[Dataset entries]

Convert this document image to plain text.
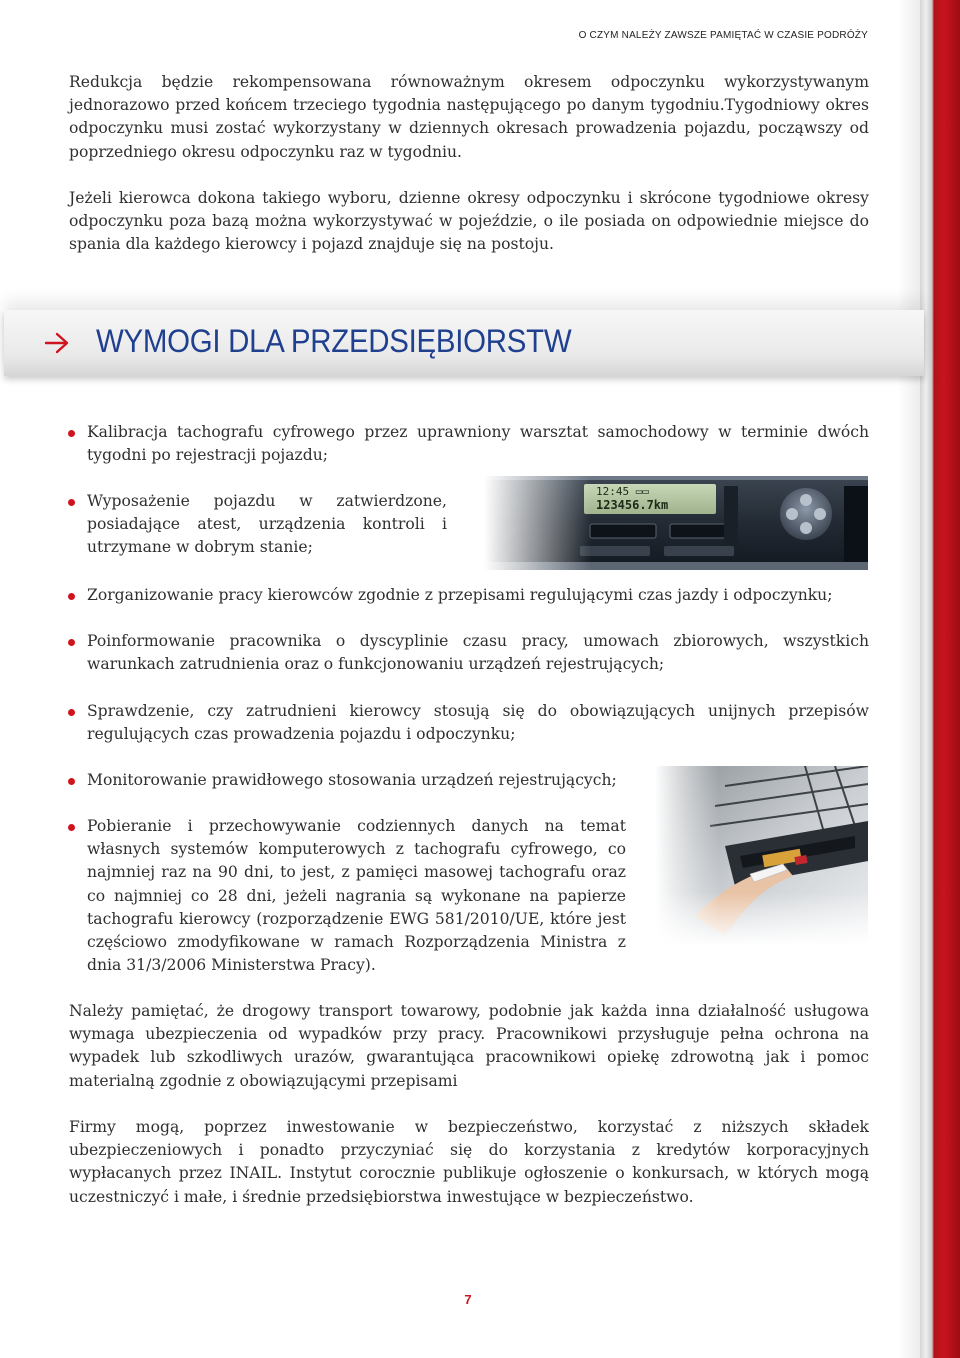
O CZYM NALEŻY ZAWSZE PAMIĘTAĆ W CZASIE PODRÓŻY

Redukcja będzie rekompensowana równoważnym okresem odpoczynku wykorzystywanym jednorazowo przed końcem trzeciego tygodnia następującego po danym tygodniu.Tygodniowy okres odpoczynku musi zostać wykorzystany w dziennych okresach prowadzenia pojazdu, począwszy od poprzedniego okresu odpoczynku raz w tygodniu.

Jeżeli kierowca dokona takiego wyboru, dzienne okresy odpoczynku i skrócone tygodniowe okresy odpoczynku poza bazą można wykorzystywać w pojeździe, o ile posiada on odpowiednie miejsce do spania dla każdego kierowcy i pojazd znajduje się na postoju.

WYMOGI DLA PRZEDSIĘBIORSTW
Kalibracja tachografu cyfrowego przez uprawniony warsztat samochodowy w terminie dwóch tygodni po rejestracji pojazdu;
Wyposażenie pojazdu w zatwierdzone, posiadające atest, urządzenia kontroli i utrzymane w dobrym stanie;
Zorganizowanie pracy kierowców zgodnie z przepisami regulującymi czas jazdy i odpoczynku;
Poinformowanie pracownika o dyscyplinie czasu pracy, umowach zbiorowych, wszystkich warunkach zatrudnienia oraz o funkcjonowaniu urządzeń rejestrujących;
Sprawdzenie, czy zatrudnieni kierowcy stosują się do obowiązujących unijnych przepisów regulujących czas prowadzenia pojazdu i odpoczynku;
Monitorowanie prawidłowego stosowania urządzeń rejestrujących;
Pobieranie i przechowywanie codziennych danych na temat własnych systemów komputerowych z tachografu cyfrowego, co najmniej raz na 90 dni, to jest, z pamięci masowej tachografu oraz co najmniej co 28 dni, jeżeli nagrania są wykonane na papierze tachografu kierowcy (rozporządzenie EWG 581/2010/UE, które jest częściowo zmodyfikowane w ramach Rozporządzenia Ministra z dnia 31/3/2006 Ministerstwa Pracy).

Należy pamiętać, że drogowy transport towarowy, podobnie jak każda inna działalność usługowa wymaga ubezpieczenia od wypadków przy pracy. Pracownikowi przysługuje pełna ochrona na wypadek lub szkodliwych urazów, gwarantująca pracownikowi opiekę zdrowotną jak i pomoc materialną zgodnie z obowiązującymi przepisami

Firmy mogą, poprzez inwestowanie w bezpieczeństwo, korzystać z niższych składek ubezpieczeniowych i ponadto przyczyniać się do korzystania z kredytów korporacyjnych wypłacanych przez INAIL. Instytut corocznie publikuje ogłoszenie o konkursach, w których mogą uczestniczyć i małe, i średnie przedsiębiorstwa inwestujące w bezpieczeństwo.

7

* * *

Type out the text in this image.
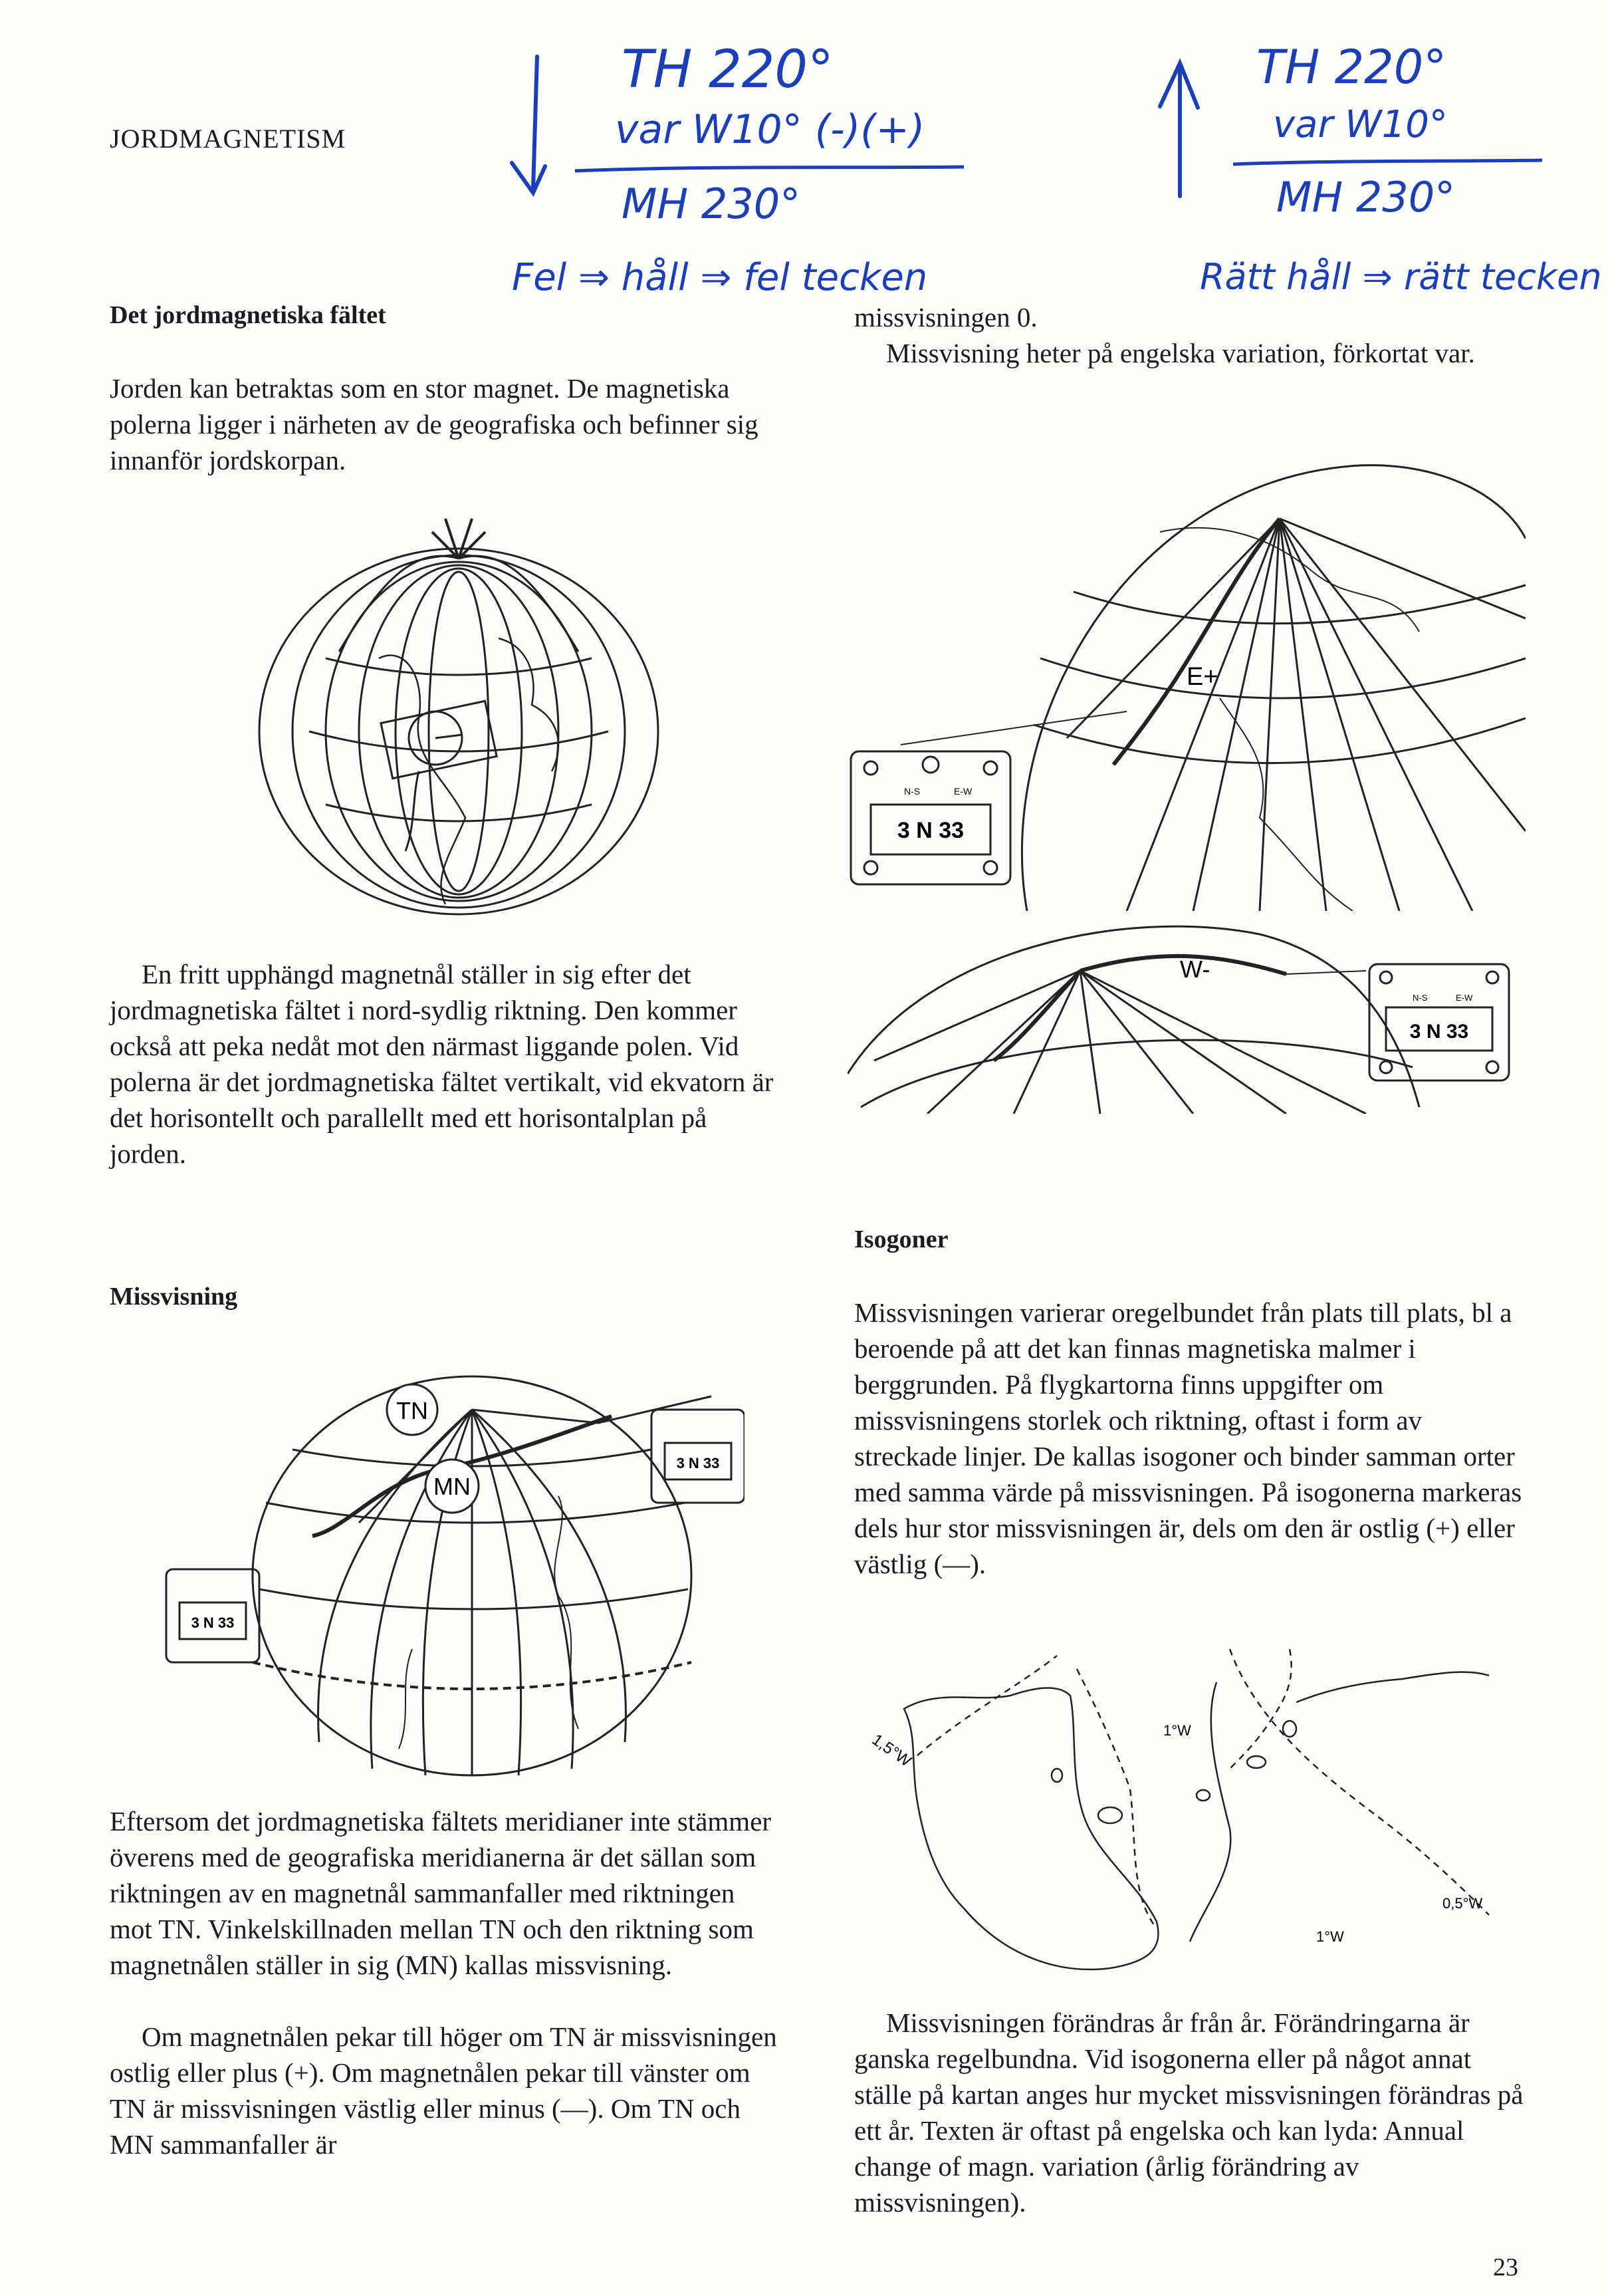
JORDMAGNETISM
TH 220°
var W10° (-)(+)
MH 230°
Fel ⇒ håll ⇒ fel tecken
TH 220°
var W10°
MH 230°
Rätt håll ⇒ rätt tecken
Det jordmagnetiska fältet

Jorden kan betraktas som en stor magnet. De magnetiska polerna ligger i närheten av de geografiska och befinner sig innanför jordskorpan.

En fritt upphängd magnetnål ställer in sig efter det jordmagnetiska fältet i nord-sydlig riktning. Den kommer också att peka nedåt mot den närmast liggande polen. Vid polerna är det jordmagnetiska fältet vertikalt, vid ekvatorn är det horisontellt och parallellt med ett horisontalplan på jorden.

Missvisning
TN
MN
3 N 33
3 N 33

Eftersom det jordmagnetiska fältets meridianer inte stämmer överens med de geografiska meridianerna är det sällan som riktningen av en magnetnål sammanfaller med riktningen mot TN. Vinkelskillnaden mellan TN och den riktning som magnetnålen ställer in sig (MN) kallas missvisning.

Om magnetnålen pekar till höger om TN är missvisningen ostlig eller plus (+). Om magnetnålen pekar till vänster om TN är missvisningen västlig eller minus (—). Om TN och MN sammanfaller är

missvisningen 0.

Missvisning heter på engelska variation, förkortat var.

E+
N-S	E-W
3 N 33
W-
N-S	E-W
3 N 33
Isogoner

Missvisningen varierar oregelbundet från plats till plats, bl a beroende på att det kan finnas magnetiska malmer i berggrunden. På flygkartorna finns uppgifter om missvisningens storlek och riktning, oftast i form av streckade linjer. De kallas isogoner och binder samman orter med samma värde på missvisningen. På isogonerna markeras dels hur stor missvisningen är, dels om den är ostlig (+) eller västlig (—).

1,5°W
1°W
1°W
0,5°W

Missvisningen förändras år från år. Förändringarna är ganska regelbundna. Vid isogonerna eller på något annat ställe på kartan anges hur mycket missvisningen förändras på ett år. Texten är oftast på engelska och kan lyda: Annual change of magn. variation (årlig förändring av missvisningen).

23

PROBLEM: Search the data above for the string "geografiska" and return every line that has it.

ANSWER FOR THE TASK:
Jorden kan betraktas som en stor magnet. De magnetiska polerna ligger i närheten av de geografiska och befinner sig innanför jordskorpan.
Eftersom det jordmagnetiska fältets meridianer inte stämmer överens med de geografiska meridianerna är det sällan som riktningen av en magnetnål sammanfaller med riktningen mot TN. Vinkelskillnaden mellan TN och den riktning som magnetnålen ställer in sig (MN) kallas missvisning.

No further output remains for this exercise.